**WRITTEN REQUEST**: Reproduce each line of the listing exactly.
- - - - - - -
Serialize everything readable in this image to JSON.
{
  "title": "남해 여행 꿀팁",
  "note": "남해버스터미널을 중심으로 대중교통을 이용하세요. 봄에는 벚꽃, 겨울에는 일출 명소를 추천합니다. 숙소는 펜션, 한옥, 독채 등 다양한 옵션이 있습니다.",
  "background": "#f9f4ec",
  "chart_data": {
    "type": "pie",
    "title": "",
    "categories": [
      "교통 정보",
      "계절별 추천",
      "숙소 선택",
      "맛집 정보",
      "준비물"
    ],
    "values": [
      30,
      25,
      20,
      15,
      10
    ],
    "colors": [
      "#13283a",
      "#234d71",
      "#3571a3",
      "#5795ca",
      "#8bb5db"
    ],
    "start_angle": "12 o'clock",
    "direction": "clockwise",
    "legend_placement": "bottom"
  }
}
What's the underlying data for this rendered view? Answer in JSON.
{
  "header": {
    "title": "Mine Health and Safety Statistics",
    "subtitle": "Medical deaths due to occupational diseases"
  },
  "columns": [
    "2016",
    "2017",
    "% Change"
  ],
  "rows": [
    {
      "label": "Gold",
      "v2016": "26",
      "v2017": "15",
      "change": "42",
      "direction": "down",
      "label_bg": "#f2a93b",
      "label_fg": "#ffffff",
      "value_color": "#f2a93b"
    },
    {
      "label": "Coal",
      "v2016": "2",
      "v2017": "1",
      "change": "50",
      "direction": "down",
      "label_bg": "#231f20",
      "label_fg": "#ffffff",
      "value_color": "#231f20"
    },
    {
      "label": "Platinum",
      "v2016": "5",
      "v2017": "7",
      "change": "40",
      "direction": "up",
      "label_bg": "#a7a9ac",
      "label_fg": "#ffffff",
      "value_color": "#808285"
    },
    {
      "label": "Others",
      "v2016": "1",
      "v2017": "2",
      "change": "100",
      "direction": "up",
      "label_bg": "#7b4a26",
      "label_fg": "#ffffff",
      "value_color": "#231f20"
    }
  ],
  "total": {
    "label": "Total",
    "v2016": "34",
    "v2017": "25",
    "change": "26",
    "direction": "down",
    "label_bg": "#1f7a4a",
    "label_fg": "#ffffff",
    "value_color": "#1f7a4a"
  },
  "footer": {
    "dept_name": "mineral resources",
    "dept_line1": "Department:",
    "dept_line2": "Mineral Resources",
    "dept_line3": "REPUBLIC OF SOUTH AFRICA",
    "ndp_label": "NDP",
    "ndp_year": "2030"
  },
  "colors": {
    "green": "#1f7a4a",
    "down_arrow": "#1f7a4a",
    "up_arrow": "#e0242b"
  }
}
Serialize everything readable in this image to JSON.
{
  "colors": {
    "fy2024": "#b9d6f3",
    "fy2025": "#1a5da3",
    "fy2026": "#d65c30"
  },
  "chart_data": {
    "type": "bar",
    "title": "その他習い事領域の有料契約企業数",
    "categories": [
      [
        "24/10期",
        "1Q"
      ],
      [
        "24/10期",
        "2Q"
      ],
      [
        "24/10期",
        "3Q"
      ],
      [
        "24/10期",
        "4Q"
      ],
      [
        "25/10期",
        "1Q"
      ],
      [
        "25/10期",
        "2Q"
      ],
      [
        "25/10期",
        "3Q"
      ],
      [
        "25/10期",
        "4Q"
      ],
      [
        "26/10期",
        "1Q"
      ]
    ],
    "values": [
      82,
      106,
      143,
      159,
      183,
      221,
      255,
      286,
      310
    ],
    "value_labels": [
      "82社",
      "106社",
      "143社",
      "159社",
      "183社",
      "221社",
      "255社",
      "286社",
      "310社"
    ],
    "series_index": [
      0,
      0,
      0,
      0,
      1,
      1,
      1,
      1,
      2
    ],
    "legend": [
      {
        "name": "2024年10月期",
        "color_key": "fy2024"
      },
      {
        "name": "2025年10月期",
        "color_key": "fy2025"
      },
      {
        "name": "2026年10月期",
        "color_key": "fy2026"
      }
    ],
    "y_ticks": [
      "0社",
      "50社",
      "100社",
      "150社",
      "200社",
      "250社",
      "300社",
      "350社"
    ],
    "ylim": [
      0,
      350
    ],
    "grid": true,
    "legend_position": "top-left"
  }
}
- - - - - - -
**FINAL RESULT**:
Serialize everything readable in this image to JSON.
{
  "title": "남해 여행 꿀팁",
  "note": "남해버스터미널을 중심으로 대중교통을 이용하세요. 봄에는 벚꽃, 겨울에는 일출 명소를 추천합니다. 숙소는 펜션, 한옥, 독채 등 다양한 옵션이 있습니다.",
  "background": "#f9f4ec",
  "chart_data": {
    "type": "pie",
    "title": "",
    "categories": [
      "교통 정보",
      "계절별 추천",
      "숙소 선택",
      "맛집 정보",
      "준비물"
    ],
    "values": [
      30,
      25,
      20,
      15,
      10
    ],
    "colors": [
      "#13283a",
      "#234d71",
      "#3571a3",
      "#5795ca",
      "#8bb5db"
    ],
    "start_angle": "12 o'clock",
    "direction": "clockwise",
    "legend_placement": "bottom"
  }
}
What's the underlying data for this rendered view? Answer in JSON.
{
  "header": {
    "title": "Mine Health and Safety Statistics",
    "subtitle": "Medical deaths due to occupational diseases"
  },
  "columns": [
    "2016",
    "2017",
    "% Change"
  ],
  "rows": [
    {
      "label": "Gold",
      "v2016": "26",
      "v2017": "15",
      "change": "42",
      "direction": "down",
      "label_bg": "#f2a93b",
      "label_fg": "#ffffff",
      "value_color": "#f2a93b"
    },
    {
      "label": "Coal",
      "v2016": "2",
      "v2017": "1",
      "change": "50",
      "direction": "down",
      "label_bg": "#231f20",
      "label_fg": "#ffffff",
      "value_color": "#231f20"
    },
    {
      "label": "Platinum",
      "v2016": "5",
      "v2017": "7",
      "change": "40",
      "direction": "up",
      "label_bg": "#a7a9ac",
      "label_fg": "#ffffff",
      "value_color": "#808285"
    },
    {
      "label": "Others",
      "v2016": "1",
      "v2017": "2",
      "change": "100",
      "direction": "up",
      "label_bg": "#7b4a26",
      "label_fg": "#ffffff",
      "value_color": "#231f20"
    }
  ],
  "total": {
    "label": "Total",
    "v2016": "34",
    "v2017": "25",
    "change": "26",
    "direction": "down",
    "label_bg": "#1f7a4a",
    "label_fg": "#ffffff",
    "value_color": "#1f7a4a"
  },
  "footer": {
    "dept_name": "mineral resources",
    "dept_line1": "Department:",
    "dept_line2": "Mineral Resources",
    "dept_line3": "REPUBLIC OF SOUTH AFRICA",
    "ndp_label": "NDP",
    "ndp_year": "2030"
  },
  "colors": {
    "green": "#1f7a4a",
    "down_arrow": "#1f7a4a",
    "up_arrow": "#e0242b"
  }
}
Serialize everything readable in this image to JSON.
{
  "colors": {
    "fy2024": "#b9d6f3",
    "fy2025": "#1a5da3",
    "fy2026": "#d65c30"
  },
  "chart_data": {
    "type": "bar",
    "title": "その他習い事領域の有料契約企業数",
    "categories": [
      [
        "24/10期",
        "1Q"
      ],
      [
        "24/10期",
        "2Q"
      ],
      [
        "24/10期",
        "3Q"
      ],
      [
        "24/10期",
        "4Q"
      ],
      [
        "25/10期",
        "1Q"
      ],
      [
        "25/10期",
        "2Q"
      ],
      [
        "25/10期",
        "3Q"
      ],
      [
        "25/10期",
        "4Q"
      ],
      [
        "26/10期",
        "1Q"
      ]
    ],
    "values": [
      82,
      106,
      143,
      159,
      183,
      221,
      255,
      286,
      310
    ],
    "value_labels": [
      "82社",
      "106社",
      "143社",
      "159社",
      "183社",
      "221社",
      "255社",
      "286社",
      "310社"
    ],
    "series_index": [
      0,
      0,
      0,
      0,
      1,
      1,
      1,
      1,
      2
    ],
    "legend": [
      {
        "name": "2024年10月期",
        "color_key": "fy2024"
      },
      {
        "name": "2025年10月期",
        "color_key": "fy2025"
      },
      {
        "name": "2026年10月期",
        "color_key": "fy2026"
      }
    ],
    "y_ticks": [
      "0社",
      "50社",
      "100社",
      "150社",
      "200社",
      "250社",
      "300社",
      "350社"
    ],
    "ylim": [
      0,
      350
    ],
    "grid": true,
    "legend_position": "top-left"
  }
}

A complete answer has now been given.